------ TRECHO PARA LEITURA ------
Gabriel Quesada
Na seção Apresentação Especial da 49ª Mostra Internacional de Cinema em São Paulo, a série documental de cinco episódios da Apple TV+, com direção de Rebecca Miller, abre com uma colagem de cenas dirigidas por Martin Scorsese ao som de Sympathy For The Devil (ou “empatia pelo diabo”) dos Rolling Stones, afinal, estamos falando de um diretor com fascínio pela violência (tema que, por vezes, lhe rendeu algumas polêmicas na carreira). Além disso, a obra viaja para a infância do cineasta para entender de onde aquele rapazinho asmático de apenas um metro e sessenta tirava tanta braveza.
Rebecca conversou com diversas pessoas que cresceram com Scorsese em Little Italy, subúrbio de Nova York (“no cruzamento da Avenida dos Assassinos com a Avenida do Diabo”, como apelidou carinhosamente) e faz um retrato que parece ter saído de um dos seus próprios filmes, mas, desta vez, não do ponto de vista do gângster ou do esquisitão, e sim do menino à margem do parquinho que um dia contaria todas essas histórias.
------ REGISTROS LISTADOS ------
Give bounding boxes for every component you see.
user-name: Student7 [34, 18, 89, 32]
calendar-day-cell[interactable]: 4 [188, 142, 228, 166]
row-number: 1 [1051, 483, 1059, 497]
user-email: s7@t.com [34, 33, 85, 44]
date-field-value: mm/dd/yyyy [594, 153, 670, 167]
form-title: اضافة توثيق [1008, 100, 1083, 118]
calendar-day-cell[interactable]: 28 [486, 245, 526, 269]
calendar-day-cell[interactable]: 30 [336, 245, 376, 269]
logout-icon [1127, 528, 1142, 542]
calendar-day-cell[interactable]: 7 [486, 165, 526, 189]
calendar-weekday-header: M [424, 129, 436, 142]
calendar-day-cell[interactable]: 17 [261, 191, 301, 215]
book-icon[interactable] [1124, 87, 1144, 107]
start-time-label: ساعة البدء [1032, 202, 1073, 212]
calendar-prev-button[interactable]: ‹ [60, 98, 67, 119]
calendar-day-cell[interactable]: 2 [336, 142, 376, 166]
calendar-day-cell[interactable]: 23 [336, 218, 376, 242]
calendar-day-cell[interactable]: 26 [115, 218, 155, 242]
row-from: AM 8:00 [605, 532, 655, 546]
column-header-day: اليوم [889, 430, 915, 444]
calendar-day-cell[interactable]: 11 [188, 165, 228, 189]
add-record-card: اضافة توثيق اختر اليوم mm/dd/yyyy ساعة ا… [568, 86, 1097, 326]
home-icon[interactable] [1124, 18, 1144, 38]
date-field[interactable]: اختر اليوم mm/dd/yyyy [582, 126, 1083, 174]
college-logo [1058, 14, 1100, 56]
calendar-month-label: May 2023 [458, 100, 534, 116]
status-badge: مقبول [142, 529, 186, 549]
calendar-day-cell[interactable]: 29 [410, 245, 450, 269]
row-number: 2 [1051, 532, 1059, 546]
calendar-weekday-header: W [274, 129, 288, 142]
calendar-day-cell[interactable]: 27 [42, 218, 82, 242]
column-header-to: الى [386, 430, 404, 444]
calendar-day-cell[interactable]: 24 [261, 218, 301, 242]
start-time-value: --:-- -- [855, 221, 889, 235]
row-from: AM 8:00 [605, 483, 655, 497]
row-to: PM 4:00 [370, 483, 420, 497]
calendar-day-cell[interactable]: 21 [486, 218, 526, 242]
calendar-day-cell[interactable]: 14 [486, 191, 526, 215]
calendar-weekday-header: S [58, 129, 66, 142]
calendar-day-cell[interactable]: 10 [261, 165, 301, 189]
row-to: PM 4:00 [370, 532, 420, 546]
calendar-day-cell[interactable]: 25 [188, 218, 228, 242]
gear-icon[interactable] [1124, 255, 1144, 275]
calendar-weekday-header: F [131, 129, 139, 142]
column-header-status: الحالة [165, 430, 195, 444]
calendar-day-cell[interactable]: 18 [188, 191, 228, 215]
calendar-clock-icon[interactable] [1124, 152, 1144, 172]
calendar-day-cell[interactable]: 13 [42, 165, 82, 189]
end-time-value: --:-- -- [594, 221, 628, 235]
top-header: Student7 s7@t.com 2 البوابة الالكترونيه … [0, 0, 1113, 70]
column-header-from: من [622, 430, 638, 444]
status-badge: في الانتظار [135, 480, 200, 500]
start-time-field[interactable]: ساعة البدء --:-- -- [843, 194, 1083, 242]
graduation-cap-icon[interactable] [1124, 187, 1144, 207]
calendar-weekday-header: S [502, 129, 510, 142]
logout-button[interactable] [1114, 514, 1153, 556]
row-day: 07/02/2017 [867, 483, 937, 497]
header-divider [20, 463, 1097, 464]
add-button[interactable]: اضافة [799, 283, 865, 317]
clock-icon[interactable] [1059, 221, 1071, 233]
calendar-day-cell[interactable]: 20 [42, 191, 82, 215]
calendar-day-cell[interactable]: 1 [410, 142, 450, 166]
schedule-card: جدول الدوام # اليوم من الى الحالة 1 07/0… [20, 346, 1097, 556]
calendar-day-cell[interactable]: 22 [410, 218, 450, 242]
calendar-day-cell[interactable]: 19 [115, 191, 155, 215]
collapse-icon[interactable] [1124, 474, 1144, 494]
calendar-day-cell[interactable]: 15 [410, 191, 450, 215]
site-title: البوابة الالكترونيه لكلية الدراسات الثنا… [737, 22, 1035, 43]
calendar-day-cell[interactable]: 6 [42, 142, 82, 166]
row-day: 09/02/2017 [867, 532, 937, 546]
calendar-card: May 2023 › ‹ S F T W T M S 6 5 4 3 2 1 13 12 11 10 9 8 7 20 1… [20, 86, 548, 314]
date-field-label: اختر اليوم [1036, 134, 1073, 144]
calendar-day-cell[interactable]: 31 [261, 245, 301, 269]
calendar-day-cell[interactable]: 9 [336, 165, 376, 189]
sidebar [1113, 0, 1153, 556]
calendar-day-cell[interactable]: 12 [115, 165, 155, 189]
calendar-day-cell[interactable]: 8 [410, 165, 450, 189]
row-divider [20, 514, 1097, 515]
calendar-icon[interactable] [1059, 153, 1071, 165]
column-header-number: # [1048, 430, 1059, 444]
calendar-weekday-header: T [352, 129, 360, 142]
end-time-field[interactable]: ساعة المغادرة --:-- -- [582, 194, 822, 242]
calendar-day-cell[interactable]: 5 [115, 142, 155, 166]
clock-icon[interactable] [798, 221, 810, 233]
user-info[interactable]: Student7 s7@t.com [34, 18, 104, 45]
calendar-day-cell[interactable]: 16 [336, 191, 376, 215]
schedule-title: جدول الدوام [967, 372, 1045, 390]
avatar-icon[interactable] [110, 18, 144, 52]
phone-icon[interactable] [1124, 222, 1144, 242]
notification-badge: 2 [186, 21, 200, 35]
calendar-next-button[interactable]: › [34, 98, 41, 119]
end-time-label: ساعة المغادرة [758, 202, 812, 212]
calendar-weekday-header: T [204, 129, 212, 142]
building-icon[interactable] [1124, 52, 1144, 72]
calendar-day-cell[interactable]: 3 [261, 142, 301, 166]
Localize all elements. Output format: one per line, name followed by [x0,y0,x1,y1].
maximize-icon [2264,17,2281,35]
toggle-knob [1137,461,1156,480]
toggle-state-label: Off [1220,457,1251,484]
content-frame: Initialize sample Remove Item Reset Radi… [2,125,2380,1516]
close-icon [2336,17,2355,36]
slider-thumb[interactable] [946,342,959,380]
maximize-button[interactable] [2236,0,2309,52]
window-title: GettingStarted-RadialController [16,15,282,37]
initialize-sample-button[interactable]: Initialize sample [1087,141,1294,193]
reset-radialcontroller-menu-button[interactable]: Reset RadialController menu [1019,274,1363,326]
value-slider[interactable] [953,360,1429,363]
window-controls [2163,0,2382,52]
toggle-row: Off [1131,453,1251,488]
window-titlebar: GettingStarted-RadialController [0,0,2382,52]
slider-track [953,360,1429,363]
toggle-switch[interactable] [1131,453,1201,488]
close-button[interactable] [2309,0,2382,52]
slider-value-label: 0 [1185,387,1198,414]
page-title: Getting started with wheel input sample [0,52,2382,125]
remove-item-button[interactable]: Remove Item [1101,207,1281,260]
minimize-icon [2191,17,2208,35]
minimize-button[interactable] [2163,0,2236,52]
------
OBJETIVO DO EXERCÍCIO
Diga se cada afirmação abaixo está de acordo com o trecho para leitura, respondendo sim ou não e citando literalmente as palavras do trecho que decidem a resposta. 1. A série documental tem cinco episódios. 2. A série documental foi dirigida por Martin Scorsese. 3. Scorsese cresceu em Little Italy.

RESPOSTA AO PROBLEMA
1. Sim: "a série documental de cinco episódios da Apple TV+"
2. Não: "com direção de Rebecca Miller"
3. Sim: "diversas pessoas que cresceram com Scorsese em Little Italy"